## [Stated task]
From the listing below, extract every line containing "лизинга".

(Saved data entries)
- - - - - - -

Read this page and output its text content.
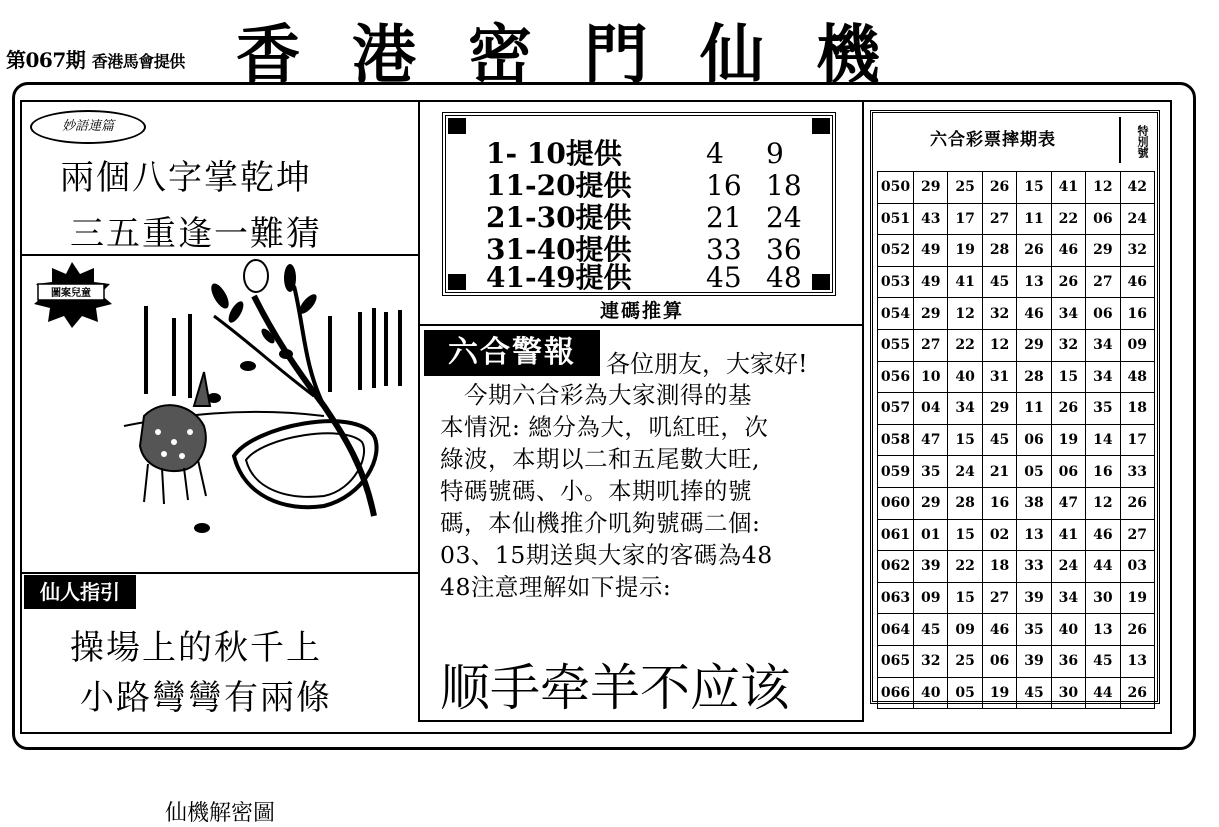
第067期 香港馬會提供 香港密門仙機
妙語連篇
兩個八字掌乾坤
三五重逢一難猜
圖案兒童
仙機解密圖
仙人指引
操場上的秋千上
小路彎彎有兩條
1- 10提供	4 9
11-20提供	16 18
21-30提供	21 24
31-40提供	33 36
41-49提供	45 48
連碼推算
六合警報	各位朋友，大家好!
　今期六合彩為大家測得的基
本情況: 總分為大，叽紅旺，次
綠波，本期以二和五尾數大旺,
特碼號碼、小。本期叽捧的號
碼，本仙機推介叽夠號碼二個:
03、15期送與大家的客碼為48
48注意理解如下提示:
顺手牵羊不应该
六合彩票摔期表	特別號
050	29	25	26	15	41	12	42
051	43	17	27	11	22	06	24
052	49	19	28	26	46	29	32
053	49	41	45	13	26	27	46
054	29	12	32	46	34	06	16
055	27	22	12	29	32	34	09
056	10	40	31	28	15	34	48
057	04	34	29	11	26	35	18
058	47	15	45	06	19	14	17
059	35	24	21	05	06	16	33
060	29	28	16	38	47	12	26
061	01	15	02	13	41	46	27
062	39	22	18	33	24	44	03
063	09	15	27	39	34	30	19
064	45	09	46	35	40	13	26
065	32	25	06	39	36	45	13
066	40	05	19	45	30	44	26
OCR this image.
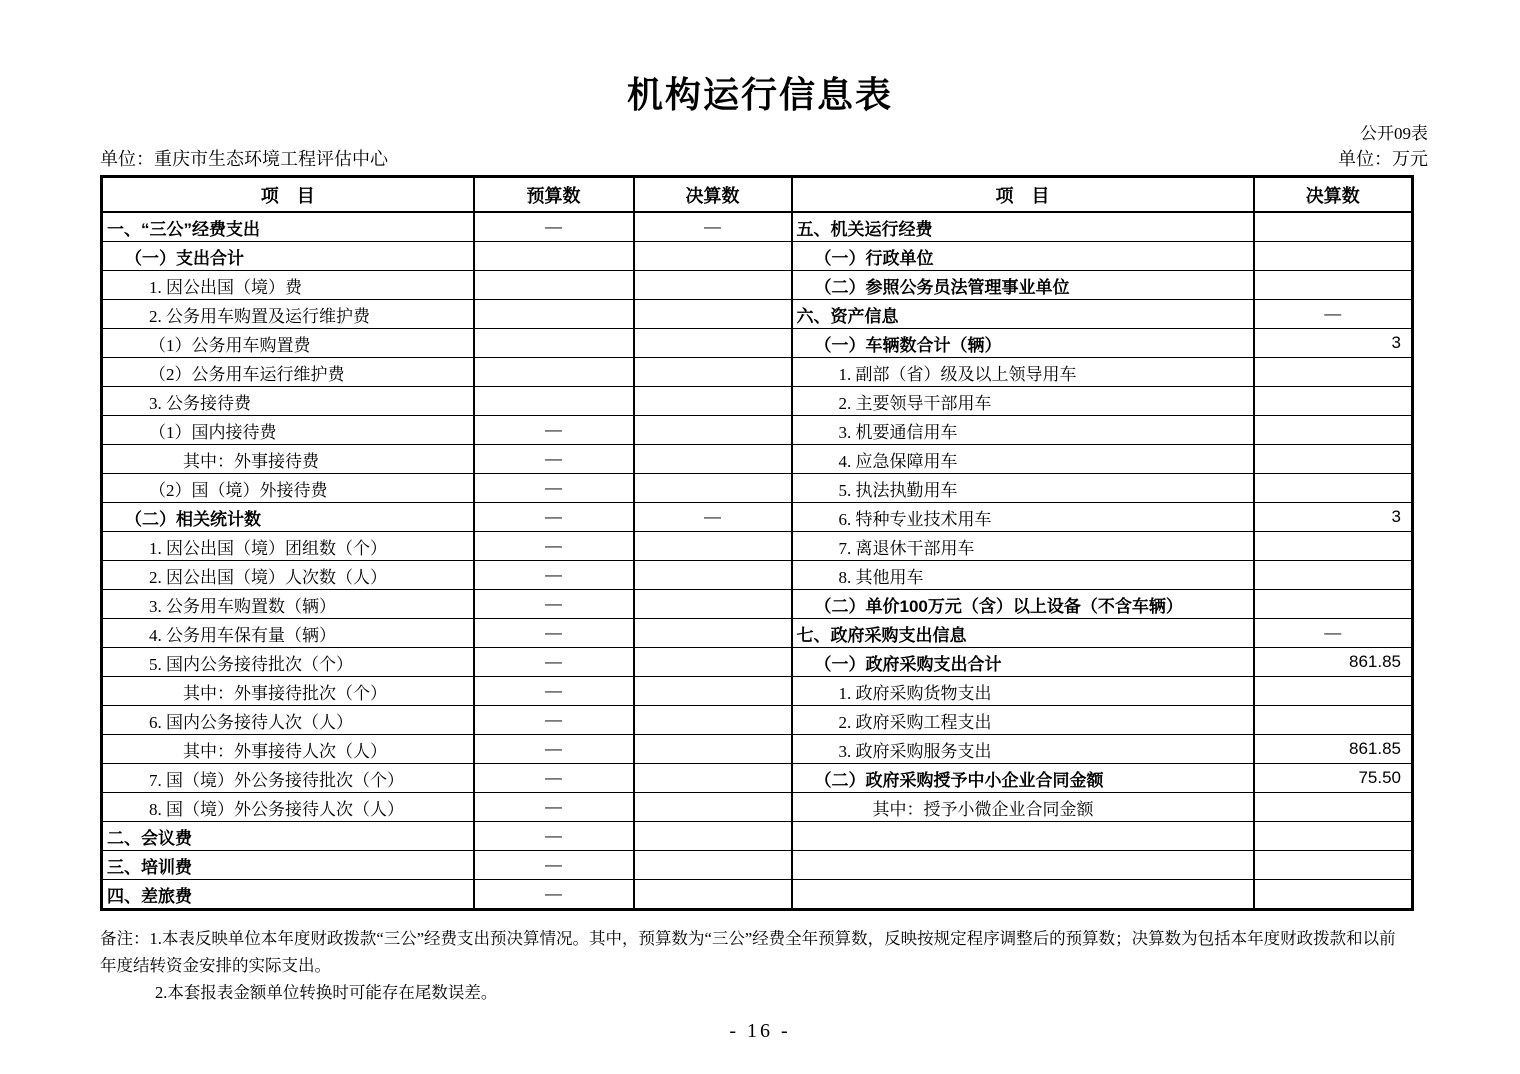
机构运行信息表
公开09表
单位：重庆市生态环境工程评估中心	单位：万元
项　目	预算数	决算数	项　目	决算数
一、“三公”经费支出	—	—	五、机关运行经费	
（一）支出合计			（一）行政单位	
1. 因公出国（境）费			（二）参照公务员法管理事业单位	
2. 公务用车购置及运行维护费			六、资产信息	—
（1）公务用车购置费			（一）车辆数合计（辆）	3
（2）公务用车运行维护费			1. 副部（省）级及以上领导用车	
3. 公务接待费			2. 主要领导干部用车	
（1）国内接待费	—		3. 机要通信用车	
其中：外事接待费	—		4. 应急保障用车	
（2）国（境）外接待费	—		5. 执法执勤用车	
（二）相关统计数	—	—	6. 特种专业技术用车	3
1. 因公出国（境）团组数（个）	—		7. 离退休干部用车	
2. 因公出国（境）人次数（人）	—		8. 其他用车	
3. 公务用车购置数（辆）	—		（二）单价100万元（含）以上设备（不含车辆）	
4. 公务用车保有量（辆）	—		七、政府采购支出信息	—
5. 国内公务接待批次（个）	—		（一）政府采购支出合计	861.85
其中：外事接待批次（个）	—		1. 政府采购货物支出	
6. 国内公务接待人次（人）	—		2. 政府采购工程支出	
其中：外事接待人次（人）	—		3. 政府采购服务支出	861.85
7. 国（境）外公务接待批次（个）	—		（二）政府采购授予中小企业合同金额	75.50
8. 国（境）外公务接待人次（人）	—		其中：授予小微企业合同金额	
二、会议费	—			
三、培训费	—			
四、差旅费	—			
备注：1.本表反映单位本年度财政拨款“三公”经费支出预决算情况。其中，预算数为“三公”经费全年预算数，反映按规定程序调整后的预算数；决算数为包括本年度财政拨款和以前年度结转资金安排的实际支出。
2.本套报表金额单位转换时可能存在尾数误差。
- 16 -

- - - - - - -

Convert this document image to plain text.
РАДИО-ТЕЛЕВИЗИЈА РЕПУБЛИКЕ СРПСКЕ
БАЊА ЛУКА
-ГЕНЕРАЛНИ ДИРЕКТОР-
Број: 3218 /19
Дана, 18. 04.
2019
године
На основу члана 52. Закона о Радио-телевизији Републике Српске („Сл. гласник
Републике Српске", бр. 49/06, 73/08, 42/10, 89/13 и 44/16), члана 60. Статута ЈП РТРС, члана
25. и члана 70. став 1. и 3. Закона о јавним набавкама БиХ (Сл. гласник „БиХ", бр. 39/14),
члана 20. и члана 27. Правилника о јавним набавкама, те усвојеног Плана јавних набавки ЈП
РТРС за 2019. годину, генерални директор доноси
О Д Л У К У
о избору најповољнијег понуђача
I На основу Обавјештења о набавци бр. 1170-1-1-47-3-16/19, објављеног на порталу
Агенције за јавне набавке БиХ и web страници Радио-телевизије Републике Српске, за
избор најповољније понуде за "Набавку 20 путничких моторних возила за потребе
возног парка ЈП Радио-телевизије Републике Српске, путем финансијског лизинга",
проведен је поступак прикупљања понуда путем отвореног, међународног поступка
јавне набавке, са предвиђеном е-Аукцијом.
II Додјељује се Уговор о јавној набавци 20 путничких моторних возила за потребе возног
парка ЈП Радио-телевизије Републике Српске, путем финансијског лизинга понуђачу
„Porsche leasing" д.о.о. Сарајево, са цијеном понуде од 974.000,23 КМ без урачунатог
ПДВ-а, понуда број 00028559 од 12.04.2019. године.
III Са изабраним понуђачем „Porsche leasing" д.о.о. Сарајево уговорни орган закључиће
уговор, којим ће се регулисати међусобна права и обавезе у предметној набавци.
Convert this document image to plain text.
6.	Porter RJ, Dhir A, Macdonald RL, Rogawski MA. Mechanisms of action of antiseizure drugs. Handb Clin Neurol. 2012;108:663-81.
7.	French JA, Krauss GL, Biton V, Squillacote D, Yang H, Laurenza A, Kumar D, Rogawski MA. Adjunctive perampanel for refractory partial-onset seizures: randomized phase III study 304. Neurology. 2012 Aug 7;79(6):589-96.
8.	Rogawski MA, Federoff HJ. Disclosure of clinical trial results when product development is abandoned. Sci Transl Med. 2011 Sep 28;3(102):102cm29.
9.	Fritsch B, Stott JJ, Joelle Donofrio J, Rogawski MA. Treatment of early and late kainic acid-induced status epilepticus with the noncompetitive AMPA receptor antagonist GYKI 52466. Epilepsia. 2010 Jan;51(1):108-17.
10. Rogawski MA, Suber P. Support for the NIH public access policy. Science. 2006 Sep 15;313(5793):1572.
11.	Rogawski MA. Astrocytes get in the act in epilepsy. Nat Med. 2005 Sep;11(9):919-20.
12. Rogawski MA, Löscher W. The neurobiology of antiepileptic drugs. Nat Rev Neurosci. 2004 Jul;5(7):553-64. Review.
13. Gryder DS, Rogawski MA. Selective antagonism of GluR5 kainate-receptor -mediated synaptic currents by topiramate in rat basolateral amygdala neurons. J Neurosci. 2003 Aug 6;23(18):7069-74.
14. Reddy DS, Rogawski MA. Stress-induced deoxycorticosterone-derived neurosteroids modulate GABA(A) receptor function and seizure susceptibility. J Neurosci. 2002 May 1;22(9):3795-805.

- - - - - - -

## [Result]
возног парка ЈП Радио-телевизије Републике Српске, путем финансијског лизинга",
парка ЈП Радио-телевизије Републике Српске, путем финансијског лизинга понуђачу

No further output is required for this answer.